-- DESCRIPTION OF THE TASK --
Report how many lines contain "value". Give the number and nothing else.

• • • • •

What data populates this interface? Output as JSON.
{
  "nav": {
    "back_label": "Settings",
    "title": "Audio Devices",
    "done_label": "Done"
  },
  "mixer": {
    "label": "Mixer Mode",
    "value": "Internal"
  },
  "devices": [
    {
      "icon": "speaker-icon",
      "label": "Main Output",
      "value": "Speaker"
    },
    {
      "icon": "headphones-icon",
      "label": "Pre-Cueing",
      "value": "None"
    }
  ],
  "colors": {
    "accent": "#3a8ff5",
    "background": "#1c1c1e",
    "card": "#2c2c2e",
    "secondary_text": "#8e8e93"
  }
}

• • • • •

-- EXERCISE RESPONSE --
3